# [TASK]
Look for the string "arrows" in every line, and copy each line that has it.

Data records
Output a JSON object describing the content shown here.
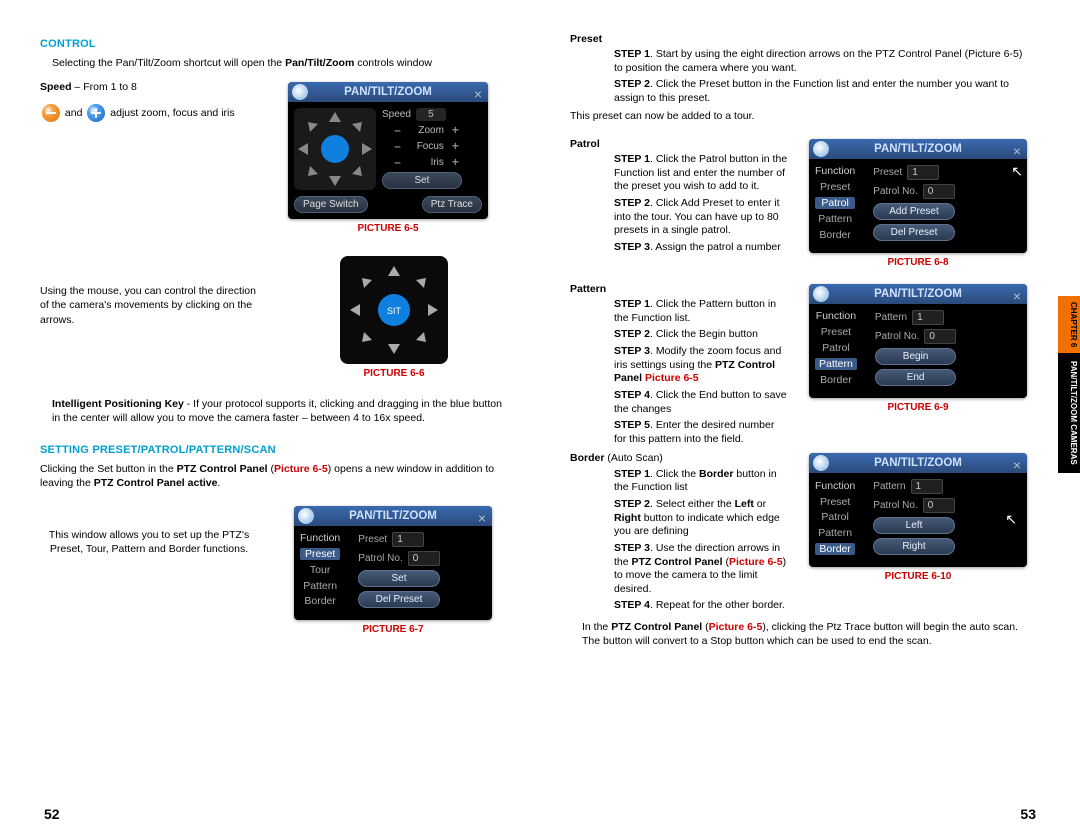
{
  "left": {
    "h_control": "Control",
    "p_sel1": "Selecting the Pan/Tilt/Zoom shortcut will open the ",
    "p_sel2": "Pan/Tilt/Zoom",
    "p_sel3": " controls window",
    "speed_lbl": "Speed",
    "speed_txt": " – From 1 to 8",
    "and": "and",
    "adjust": "adjust zoom, focus and iris",
    "pic65": "PICTURE 6-5",
    "mouse_p": "Using the mouse, you can control the direction of the camera's movements by clicking on the arrows.",
    "pic66": "PICTURE 6-6",
    "ipk_b": "Intelligent Positioning Key",
    "ipk_t": " - If your protocol supports it, clicking and dragging in the blue button in the center will allow you to move the camera faster – between 4 to 16x speed.",
    "h_setting": "Setting Preset/Patrol/Pattern/Scan",
    "set_p1": "Clicking the Set button in the ",
    "set_p2": "PTZ Control Panel",
    "set_p3": " (",
    "set_p4": "Picture 6-5",
    "set_p5": ") opens a new window in addition to leaving the ",
    "set_p6": "PTZ Control Panel active",
    "set_p7": ".",
    "window_p": "This window allows you to set up the PTZ's Preset, Tour, Pattern and Border functions.",
    "pic67": "PICTURE 6-7",
    "page_num": "52"
  },
  "right": {
    "h_preset": "Preset",
    "preset_s1a": "STEP 1",
    "preset_s1b": ". Start by using the eight direction arrows on the PTZ Control Panel (Picture 6-5) to position the camera where you want.",
    "preset_s2a": "STEP 2",
    "preset_s2b": ". Click the Preset button in the Function list and enter the number you want to assign to this preset.",
    "preset_note": "This preset can now be added to a tour.",
    "h_patrol": "Patrol",
    "patrol_s1a": "STEP 1",
    "patrol_s1b": ". Click the Patrol button in the Function list and enter the number of the preset you wish to add to it.",
    "patrol_s2a": "STEP 2",
    "patrol_s2b": ". Click Add Preset to enter it into the tour. You can have up to 80 presets in a single patrol.",
    "patrol_s3a": "STEP 3",
    "patrol_s3b": ". Assign the patrol a number",
    "pic68": "PICTURE 6-8",
    "h_pattern": "Pattern",
    "pattern_s1a": "STEP 1",
    "pattern_s1b": ". Click the Pattern button in the Function list.",
    "pattern_s2a": "STEP 2",
    "pattern_s2b": ". Click the Begin button",
    "pattern_s3a": "STEP 3",
    "pattern_s3b": ". Modify the zoom focus and iris settings using the ",
    "pattern_s3c": "PTZ Control Panel ",
    "pattern_s3d": "Picture 6-5",
    "pattern_s4a": "STEP 4",
    "pattern_s4b": ". Click the End button to save the changes",
    "pattern_s5a": "STEP 5",
    "pattern_s5b": ". Enter the desired number for this pattern into the field.",
    "pic69": "PICTURE 6-9",
    "h_border": "Border",
    "h_border2": " (Auto Scan)",
    "border_s1a": "STEP 1",
    "border_s1b": ". Click the ",
    "border_s1c": "Border",
    "border_s1d": " button in the Function list",
    "border_s2a": "STEP 2",
    "border_s2b": ". Select either the ",
    "border_s2c": "Left",
    "border_s2d": " or ",
    "border_s2e": "Right",
    "border_s2f": " button to indicate which edge you are defining",
    "border_s3a": "STEP 3",
    "border_s3b": ". Use the direction arrows in the ",
    "border_s3c": "PTZ Control Panel",
    "border_s3d": " (",
    "border_s3e": "Picture 6-5",
    "border_s3f": ") to move the camera to the limit desired.",
    "border_s4a": "STEP 4",
    "border_s4b": ". Repeat for the other border.",
    "pic610": "PICTURE 6-10",
    "foot_p1": "In the ",
    "foot_p2": "PTZ Control Panel",
    "foot_p3": " (",
    "foot_p4": "Picture 6-5",
    "foot_p5": "), clicking the Ptz Trace button will begin the auto scan. The button will convert to a Stop button which can be used to end the scan.",
    "page_num": "53"
  },
  "ptz65": {
    "title": "PAN/TILT/ZOOM",
    "speed": "Speed",
    "speed_v": "5",
    "zoom": "Zoom",
    "focus": "Focus",
    "iris": "Iris",
    "set": "Set",
    "trace": "Ptz Trace",
    "page": "Page Switch"
  },
  "ptz67": {
    "title": "PAN/TILT/ZOOM",
    "function": "Function",
    "preset": "Preset",
    "tour": "Tour",
    "pattern": "Pattern",
    "border": "Border",
    "preset_lbl": "Preset",
    "preset_v": "1",
    "patrol_lbl": "Patrol No.",
    "patrol_v": "0",
    "btn_set": "Set",
    "btn_del": "Del Preset"
  },
  "ptz68": {
    "title": "PAN/TILT/ZOOM",
    "function": "Function",
    "preset": "Preset",
    "patrol": "Patrol",
    "pattern": "Pattern",
    "border": "Border",
    "preset_lbl": "Preset",
    "preset_v": "1",
    "patrol_lbl": "Patrol No.",
    "patrol_v": "0",
    "btn_add": "Add Preset",
    "btn_del": "Del Preset"
  },
  "ptz69": {
    "title": "PAN/TILT/ZOOM",
    "function": "Function",
    "preset": "Preset",
    "patrol": "Patrol",
    "pattern": "Pattern",
    "border": "Border",
    "preset_lbl": "Pattern",
    "preset_v": "1",
    "patrol_lbl": "Patrol No.",
    "patrol_v": "0",
    "btn_begin": "Begin",
    "btn_end": "End"
  },
  "ptz610": {
    "title": "PAN/TILT/ZOOM",
    "function": "Function",
    "preset": "Preset",
    "patrol": "Patrol",
    "pattern": "Pattern",
    "border": "Border",
    "preset_lbl": "Pattern",
    "preset_v": "1",
    "patrol_lbl": "Patrol No.",
    "patrol_v": "0",
    "btn_left": "Left",
    "btn_right": "Right"
  },
  "tab": {
    "chapter": "CHAPTER 6",
    "label": "PAN/TILT/ZOOM CAMERAS"
  },
  "sit": "SIT"
}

# [CORRECT OUTPUT]
    "mouse_p": "Using the mouse, you can control the direction of the camera's movements by clicking on the arrows.",
    "preset_s1b": ". Start by using the eight direction arrows on the PTZ Control Panel (Picture 6-5) to position the camera where you want.",
    "border_s3b": ". Use the direction arrows in the ",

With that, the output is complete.